Goal -
Reproduce the listing below word for word, with no pictures.

(begin)

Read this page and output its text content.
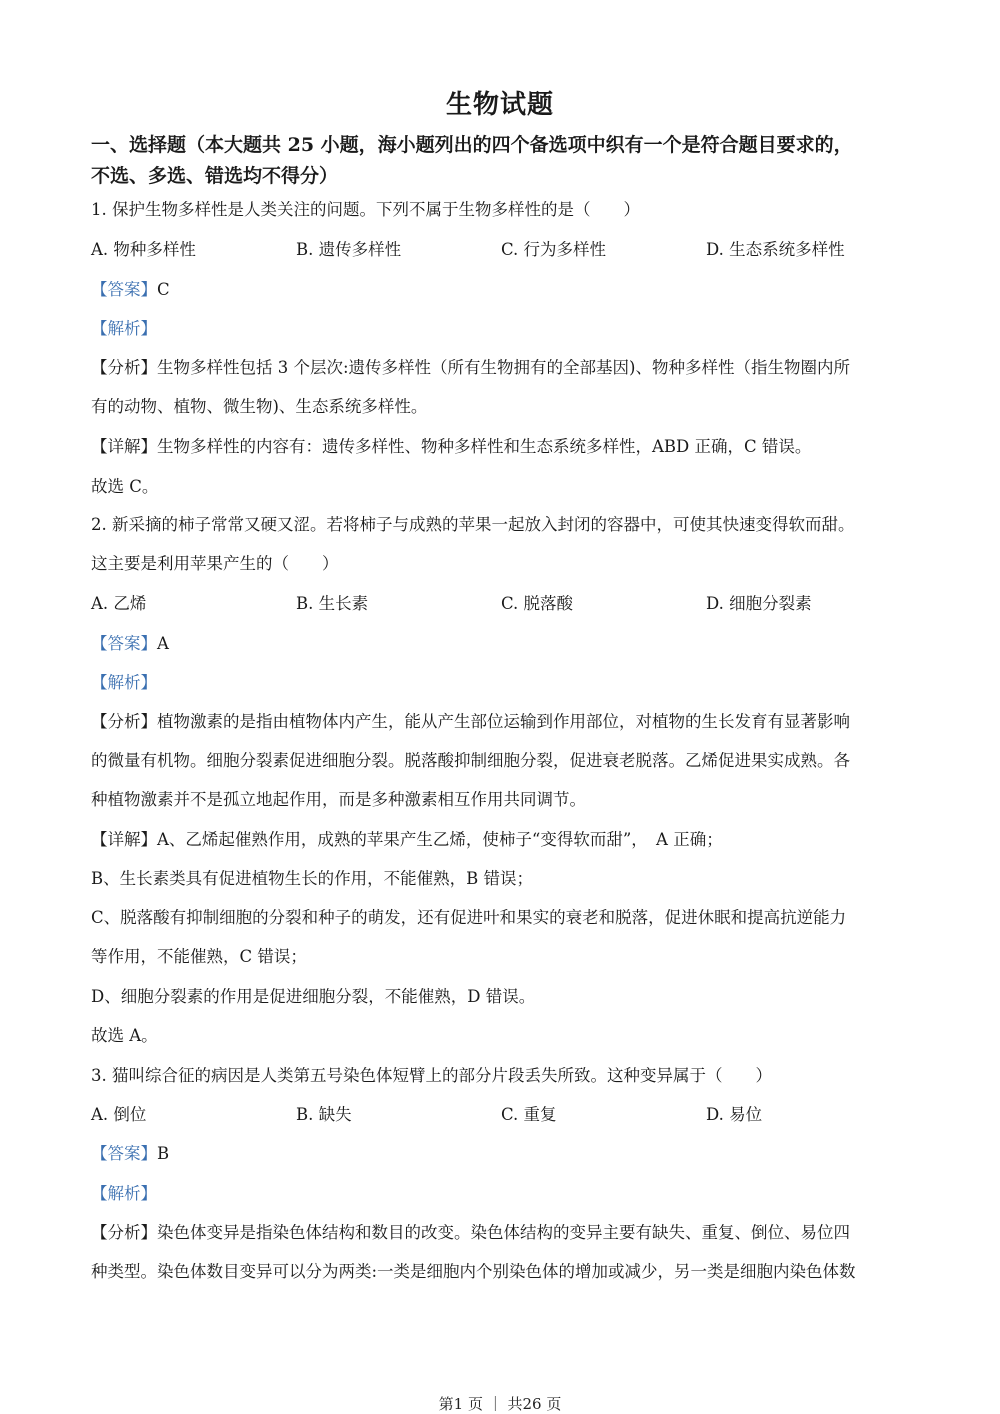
生物试题
一、选择题（本大题共 25 小题，海小题列出的四个备选项中织有一个是符合题目要求的，
不选、多选、错选均不得分）
1. 保护生物多样性是人类关注的问题。下列不属于生物多样性的是（　　）
A. 物种多样性	B. 遗传多样性	C. 行为多样性	D. 生态系统多样性
【答案】C
【解析】
【分析】生物多样性包括 3 个层次:遗传多样性（所有生物拥有的全部基因)、物种多样性（指生物圈内所
有的动物、植物、微生物)、生态系统多样性。
【详解】生物多样性的内容有：遗传多样性、物种多样性和生态系统多样性，ABD 正确，C 错误。
故选 C。
2. 新采摘的柿子常常又硬又涩。若将柿子与成熟的苹果一起放入封闭的容器中，可使其快速变得软而甜。
这主要是利用苹果产生的（　　）
A. 乙烯	B. 生长素	C. 脱落酸	D. 细胞分裂素
【答案】A
【解析】
【分析】植物激素的是指由植物体内产生，能从产生部位运输到作用部位，对植物的生长发育有显著影响
的微量有机物。细胞分裂素促进细胞分裂。脱落酸抑制细胞分裂，促进衰老脱落。乙烯促进果实成熟。各
种植物激素并不是孤立地起作用，而是多种激素相互作用共同调节。
【详解】A、乙烯起催熟作用，成熟的苹果产生乙烯，使柿子“变得软而甜”，　A 正确；
B、生长素类具有促进植物生长的作用，不能催熟，B 错误；
C、脱落酸有抑制细胞的分裂和种子的萌发，还有促进叶和果实的衰老和脱落，促进休眠和提高抗逆能力
等作用，不能催熟，C 错误；
D、细胞分裂素的作用是促进细胞分裂，不能催熟，D 错误。
故选 A。
3. 猫叫综合征的病因是人类第五号染色体短臂上的部分片段丢失所致。这种变异属于（　　）
A. 倒位	B. 缺失	C. 重复	D. 易位
【答案】B
【解析】
【分析】染色体变异是指染色体结构和数目的改变。染色体结构的变异主要有缺失、重复、倒位、易位四
种类型。染色体数目变异可以分为两类:一类是细胞内个别染色体的增加或减少，另一类是细胞内染色体数
第1 页 ｜ 共26 页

(end)

Output of the task -
Read this page and output its text content.
生物试题
一、选择题（本大题共 25 小题，海小题列出的四个备选项中织有一个是符合题目要求的，
不选、多选、错选均不得分）
1. 保护生物多样性是人类关注的问题。下列不属于生物多样性的是（　　）
A. 物种多样性	B. 遗传多样性	C. 行为多样性	D. 生态系统多样性
【答案】C
【解析】
【分析】生物多样性包括 3 个层次:遗传多样性（所有生物拥有的全部基因)、物种多样性（指生物圈内所
有的动物、植物、微生物)、生态系统多样性。
【详解】生物多样性的内容有：遗传多样性、物种多样性和生态系统多样性，ABD 正确，C 错误。
故选 C。
2. 新采摘的柿子常常又硬又涩。若将柿子与成熟的苹果一起放入封闭的容器中，可使其快速变得软而甜。
这主要是利用苹果产生的（　　）
A. 乙烯	B. 生长素	C. 脱落酸	D. 细胞分裂素
【答案】A
【解析】
【分析】植物激素的是指由植物体内产生，能从产生部位运输到作用部位，对植物的生长发育有显著影响
的微量有机物。细胞分裂素促进细胞分裂。脱落酸抑制细胞分裂，促进衰老脱落。乙烯促进果实成熟。各
种植物激素并不是孤立地起作用，而是多种激素相互作用共同调节。
【详解】A、乙烯起催熟作用，成熟的苹果产生乙烯，使柿子“变得软而甜”，　A 正确；
B、生长素类具有促进植物生长的作用，不能催熟，B 错误；
C、脱落酸有抑制细胞的分裂和种子的萌发，还有促进叶和果实的衰老和脱落，促进休眠和提高抗逆能力
等作用，不能催熟，C 错误；
D、细胞分裂素的作用是促进细胞分裂，不能催熟，D 错误。
故选 A。
3. 猫叫综合征的病因是人类第五号染色体短臂上的部分片段丢失所致。这种变异属于（　　）
A. 倒位	B. 缺失	C. 重复	D. 易位
【答案】B
【解析】
【分析】染色体变异是指染色体结构和数目的改变。染色体结构的变异主要有缺失、重复、倒位、易位四
种类型。染色体数目变异可以分为两类:一类是细胞内个别染色体的增加或减少，另一类是细胞内染色体数
第1 页 ｜ 共26 页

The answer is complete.